Repeat the full exchange about bringing loan servicing in-house, word for word.

— TEXT EXTRACT —
------------------------------------------------------------
Eric Hagen: Good morning, guys. Hope you’re doing well. On moving the servicing in-house, what kind of timeline are you looking at? Can you talk about any one-time costs, other resources or investments you need to make that happen? And then how does it maybe improve the recapture effort as a result of bringing it all in-house? Thanks, guys.

Mat Ishbia: Thanks a lot, Eric. Appreciate it. Like you know, everything we do, we do fast, so our expectation is to bring servicing in-house and start boarding loans at the beginning of ‘26, and hopefully have it all in-house by the end of next year, if you think of it that way. So we’ll be able to see those significant expense reductions. And at the same time, as you pointed out, the more important part is; one, the recapture rate, but two, the service levels we can provide the consumers. The consumers get such amazing service working with the mortgage broker, with UWM, and then maybe they don’t get that same feel all the way through the process when they’re paying their mortgage payment for the next couple of years. They’ll have that now because we’ll control that process 100%.
------------------------------------------------------------
— RECORDS PROVIDED —
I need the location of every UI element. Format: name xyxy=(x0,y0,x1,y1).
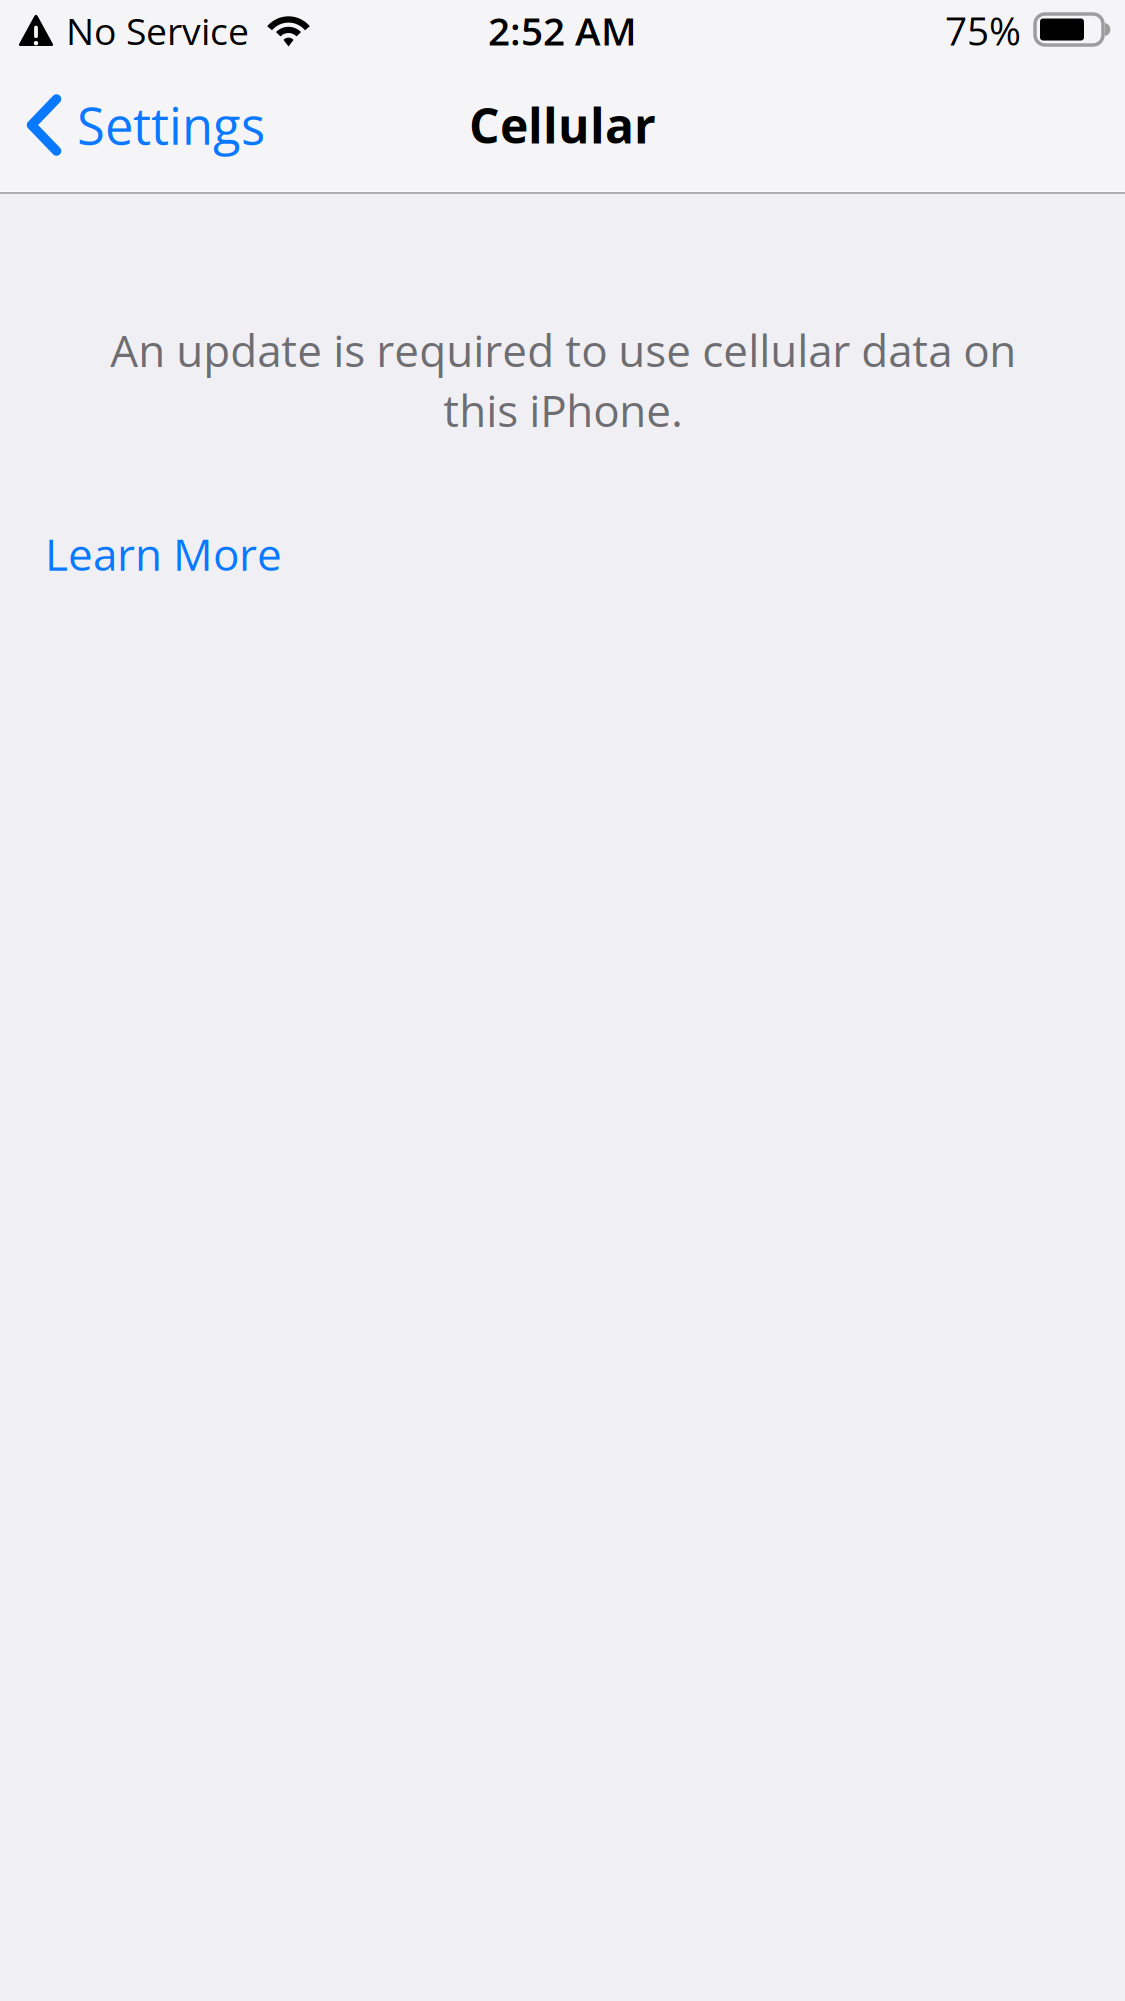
------------------------------------------------------------
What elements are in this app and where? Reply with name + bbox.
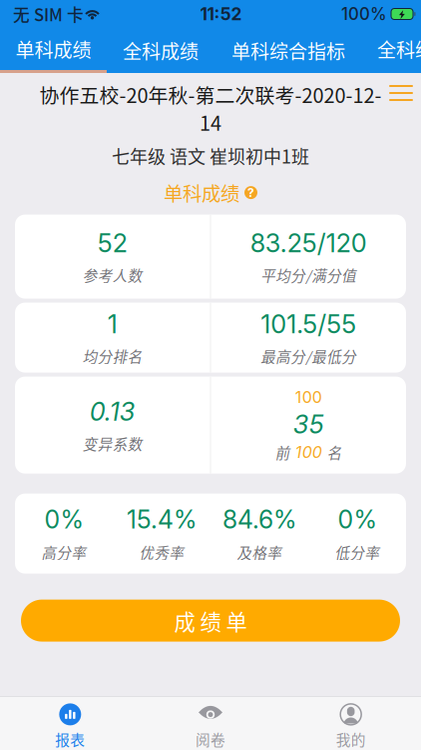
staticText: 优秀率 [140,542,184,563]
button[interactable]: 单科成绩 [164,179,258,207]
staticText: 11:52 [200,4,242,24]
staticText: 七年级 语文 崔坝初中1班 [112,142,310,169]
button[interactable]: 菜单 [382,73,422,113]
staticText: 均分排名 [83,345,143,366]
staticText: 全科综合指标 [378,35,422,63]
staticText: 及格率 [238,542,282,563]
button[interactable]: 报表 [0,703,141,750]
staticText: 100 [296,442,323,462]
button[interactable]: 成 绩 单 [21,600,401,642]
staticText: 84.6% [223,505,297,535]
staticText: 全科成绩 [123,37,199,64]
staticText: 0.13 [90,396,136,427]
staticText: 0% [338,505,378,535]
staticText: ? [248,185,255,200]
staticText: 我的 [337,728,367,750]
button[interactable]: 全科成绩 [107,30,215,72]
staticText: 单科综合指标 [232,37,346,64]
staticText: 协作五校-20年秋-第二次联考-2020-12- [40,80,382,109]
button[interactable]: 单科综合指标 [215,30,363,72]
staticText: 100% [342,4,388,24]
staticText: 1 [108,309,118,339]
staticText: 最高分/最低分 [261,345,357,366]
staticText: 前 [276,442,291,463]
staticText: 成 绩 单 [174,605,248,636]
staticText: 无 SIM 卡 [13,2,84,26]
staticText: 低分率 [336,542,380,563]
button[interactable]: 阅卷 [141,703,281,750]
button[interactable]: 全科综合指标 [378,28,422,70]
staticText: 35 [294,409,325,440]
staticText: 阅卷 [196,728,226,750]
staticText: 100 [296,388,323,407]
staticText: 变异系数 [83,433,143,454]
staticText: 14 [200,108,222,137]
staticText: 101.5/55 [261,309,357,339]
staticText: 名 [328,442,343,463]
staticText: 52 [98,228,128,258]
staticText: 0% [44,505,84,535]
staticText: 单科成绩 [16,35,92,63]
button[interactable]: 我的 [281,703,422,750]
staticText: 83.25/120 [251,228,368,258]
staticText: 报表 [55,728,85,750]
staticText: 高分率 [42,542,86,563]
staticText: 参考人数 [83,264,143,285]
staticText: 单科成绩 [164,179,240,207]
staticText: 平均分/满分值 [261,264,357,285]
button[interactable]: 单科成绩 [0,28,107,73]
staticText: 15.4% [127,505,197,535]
------------------------------------------------------------
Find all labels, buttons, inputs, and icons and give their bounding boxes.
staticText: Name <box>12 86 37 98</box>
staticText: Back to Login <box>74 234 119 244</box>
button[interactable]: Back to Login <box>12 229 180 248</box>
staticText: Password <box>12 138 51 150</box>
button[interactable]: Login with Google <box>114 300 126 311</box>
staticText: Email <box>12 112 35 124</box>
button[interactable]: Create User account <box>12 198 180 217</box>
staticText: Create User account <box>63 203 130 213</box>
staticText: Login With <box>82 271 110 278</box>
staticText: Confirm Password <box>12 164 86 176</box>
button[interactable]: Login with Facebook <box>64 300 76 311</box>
------------------------------------------------------------
— PROBLEM SOLUTION —
Eric Hagen: Good morning, guys. Hope you’re doing well. On moving the servicing in-house, what kind of timeline are you looking at? Can you talk about any one-time costs, other resources or investments you need to make that happen? And then how does it maybe improve the recapture effort as a result of bringing it all in-house? Thanks, guys.

Mat Ishbia: Thanks a lot, Eric. Appreciate it. Like you know, everything we do, we do fast, so our expectation is to bring servicing in-house and start boarding loans at the beginning of ‘26, and hopefully have it all in-house by the end of next year, if you think of it that way. So we’ll be able to see those significant expense reductions. And at the same time, as you pointed out, the more important part is; one, the recapture rate, but two, the service levels we can provide the consumers. The consumers get such amazing service working with the mortgage broker, with UWM, and then maybe they don’t get that same feel all the way through the process when they’re paying their mortgage payment for the next couple of years. They’ll have that now because we’ll control that process 100%.